AIM:
Go through the records underneath and write each one out again exactly.

AVAILABLE DATA:
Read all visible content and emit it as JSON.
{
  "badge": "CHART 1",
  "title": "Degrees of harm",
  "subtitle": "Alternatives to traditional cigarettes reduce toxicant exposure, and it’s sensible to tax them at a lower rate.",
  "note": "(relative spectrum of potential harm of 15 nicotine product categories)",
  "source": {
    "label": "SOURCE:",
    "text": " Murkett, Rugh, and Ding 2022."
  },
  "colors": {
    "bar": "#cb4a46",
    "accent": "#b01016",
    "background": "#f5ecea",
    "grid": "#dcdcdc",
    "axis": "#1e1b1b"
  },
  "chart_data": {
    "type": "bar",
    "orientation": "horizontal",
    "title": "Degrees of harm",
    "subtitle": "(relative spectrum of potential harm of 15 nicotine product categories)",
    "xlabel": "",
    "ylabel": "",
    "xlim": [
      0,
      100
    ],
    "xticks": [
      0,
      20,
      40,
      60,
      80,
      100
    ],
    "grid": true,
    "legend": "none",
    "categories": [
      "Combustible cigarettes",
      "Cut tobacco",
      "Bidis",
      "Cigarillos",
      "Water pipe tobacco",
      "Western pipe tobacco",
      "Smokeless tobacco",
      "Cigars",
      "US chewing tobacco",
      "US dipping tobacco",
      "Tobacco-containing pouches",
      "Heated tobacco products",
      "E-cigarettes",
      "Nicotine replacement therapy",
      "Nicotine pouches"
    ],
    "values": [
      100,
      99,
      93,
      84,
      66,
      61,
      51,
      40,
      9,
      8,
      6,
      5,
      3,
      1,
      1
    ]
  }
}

COMPLETE RESPONSE:
Read all visible content and emit it as JSON.
{
  "badge": "CHART 1",
  "title": "Degrees of harm",
  "subtitle": "Alternatives to traditional cigarettes reduce toxicant exposure, and it’s sensible to tax them at a lower rate.",
  "note": "(relative spectrum of potential harm of 15 nicotine product categories)",
  "source": {
    "label": "SOURCE:",
    "text": " Murkett, Rugh, and Ding 2022."
  },
  "colors": {
    "bar": "#cb4a46",
    "accent": "#b01016",
    "background": "#f5ecea",
    "grid": "#dcdcdc",
    "axis": "#1e1b1b"
  },
  "chart_data": {
    "type": "bar",
    "orientation": "horizontal",
    "title": "Degrees of harm",
    "subtitle": "(relative spectrum of potential harm of 15 nicotine product categories)",
    "xlabel": "",
    "ylabel": "",
    "xlim": [
      0,
      100
    ],
    "xticks": [
      0,
      20,
      40,
      60,
      80,
      100
    ],
    "grid": true,
    "legend": "none",
    "categories": [
      "Combustible cigarettes",
      "Cut tobacco",
      "Bidis",
      "Cigarillos",
      "Water pipe tobacco",
      "Western pipe tobacco",
      "Smokeless tobacco",
      "Cigars",
      "US chewing tobacco",
      "US dipping tobacco",
      "Tobacco-containing pouches",
      "Heated tobacco products",
      "E-cigarettes",
      "Nicotine replacement therapy",
      "Nicotine pouches"
    ],
    "values": [
      100,
      99,
      93,
      84,
      66,
      61,
      51,
      40,
      9,
      8,
      6,
      5,
      3,
      1,
      1
    ]
  }
}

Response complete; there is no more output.